**Data shown:**
= = = = = = =

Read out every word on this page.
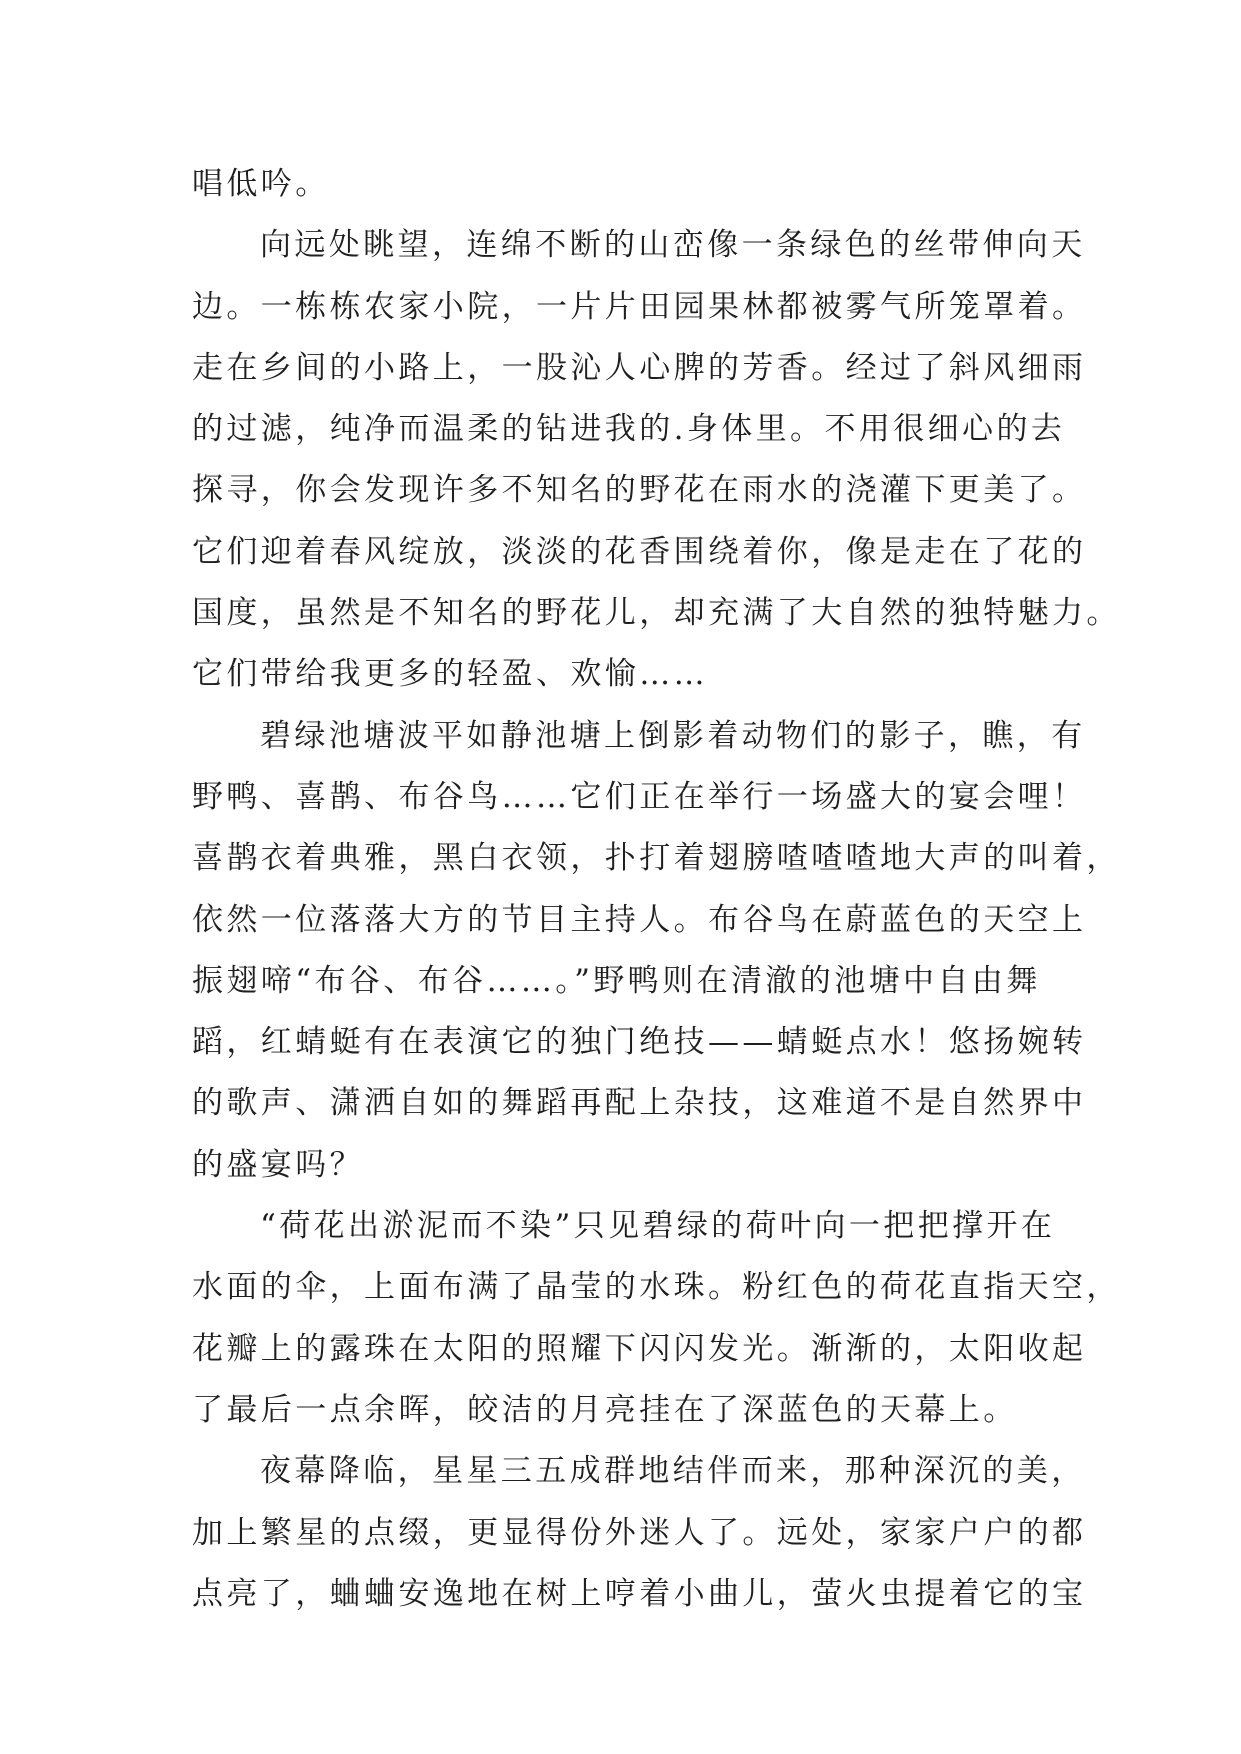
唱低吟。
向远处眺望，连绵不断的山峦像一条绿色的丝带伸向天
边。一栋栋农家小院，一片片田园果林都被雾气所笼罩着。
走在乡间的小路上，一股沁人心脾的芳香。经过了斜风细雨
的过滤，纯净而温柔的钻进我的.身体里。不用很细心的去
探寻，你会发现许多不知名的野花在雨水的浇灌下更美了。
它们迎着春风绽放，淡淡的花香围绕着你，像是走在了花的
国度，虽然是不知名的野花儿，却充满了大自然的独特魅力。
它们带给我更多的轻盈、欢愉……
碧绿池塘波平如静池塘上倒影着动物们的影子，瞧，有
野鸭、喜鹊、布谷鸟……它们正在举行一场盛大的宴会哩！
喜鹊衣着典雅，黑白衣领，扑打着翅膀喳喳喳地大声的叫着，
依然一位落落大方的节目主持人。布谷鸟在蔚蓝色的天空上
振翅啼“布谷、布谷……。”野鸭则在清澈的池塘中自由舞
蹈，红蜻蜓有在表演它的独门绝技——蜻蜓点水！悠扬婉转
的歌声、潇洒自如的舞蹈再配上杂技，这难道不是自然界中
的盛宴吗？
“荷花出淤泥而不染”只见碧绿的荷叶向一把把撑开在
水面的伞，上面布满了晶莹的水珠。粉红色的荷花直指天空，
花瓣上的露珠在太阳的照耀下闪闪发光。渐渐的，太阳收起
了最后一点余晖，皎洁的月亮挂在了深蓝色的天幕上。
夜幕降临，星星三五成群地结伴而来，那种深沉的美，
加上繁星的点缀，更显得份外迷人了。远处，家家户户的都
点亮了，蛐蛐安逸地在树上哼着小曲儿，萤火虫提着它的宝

= = = = = = =

**Aim:**
Quote the records in full and exactly; skip any image.

**Finished answer:**
Read out every word on this page.
唱低吟。
向远处眺望，连绵不断的山峦像一条绿色的丝带伸向天
边。一栋栋农家小院，一片片田园果林都被雾气所笼罩着。
走在乡间的小路上，一股沁人心脾的芳香。经过了斜风细雨
的过滤，纯净而温柔的钻进我的.身体里。不用很细心的去
探寻，你会发现许多不知名的野花在雨水的浇灌下更美了。
它们迎着春风绽放，淡淡的花香围绕着你，像是走在了花的
国度，虽然是不知名的野花儿，却充满了大自然的独特魅力。
它们带给我更多的轻盈、欢愉……
碧绿池塘波平如静池塘上倒影着动物们的影子，瞧，有
野鸭、喜鹊、布谷鸟……它们正在举行一场盛大的宴会哩！
喜鹊衣着典雅，黑白衣领，扑打着翅膀喳喳喳地大声的叫着，
依然一位落落大方的节目主持人。布谷鸟在蔚蓝色的天空上
振翅啼“布谷、布谷……。”野鸭则在清澈的池塘中自由舞
蹈，红蜻蜓有在表演它的独门绝技——蜻蜓点水！悠扬婉转
的歌声、潇洒自如的舞蹈再配上杂技，这难道不是自然界中
的盛宴吗？
“荷花出淤泥而不染”只见碧绿的荷叶向一把把撑开在
水面的伞，上面布满了晶莹的水珠。粉红色的荷花直指天空，
花瓣上的露珠在太阳的照耀下闪闪发光。渐渐的，太阳收起
了最后一点余晖，皎洁的月亮挂在了深蓝色的天幕上。
夜幕降临，星星三五成群地结伴而来，那种深沉的美，
加上繁星的点缀，更显得份外迷人了。远处，家家户户的都
点亮了，蛐蛐安逸地在树上哼着小曲儿，萤火虫提着它的宝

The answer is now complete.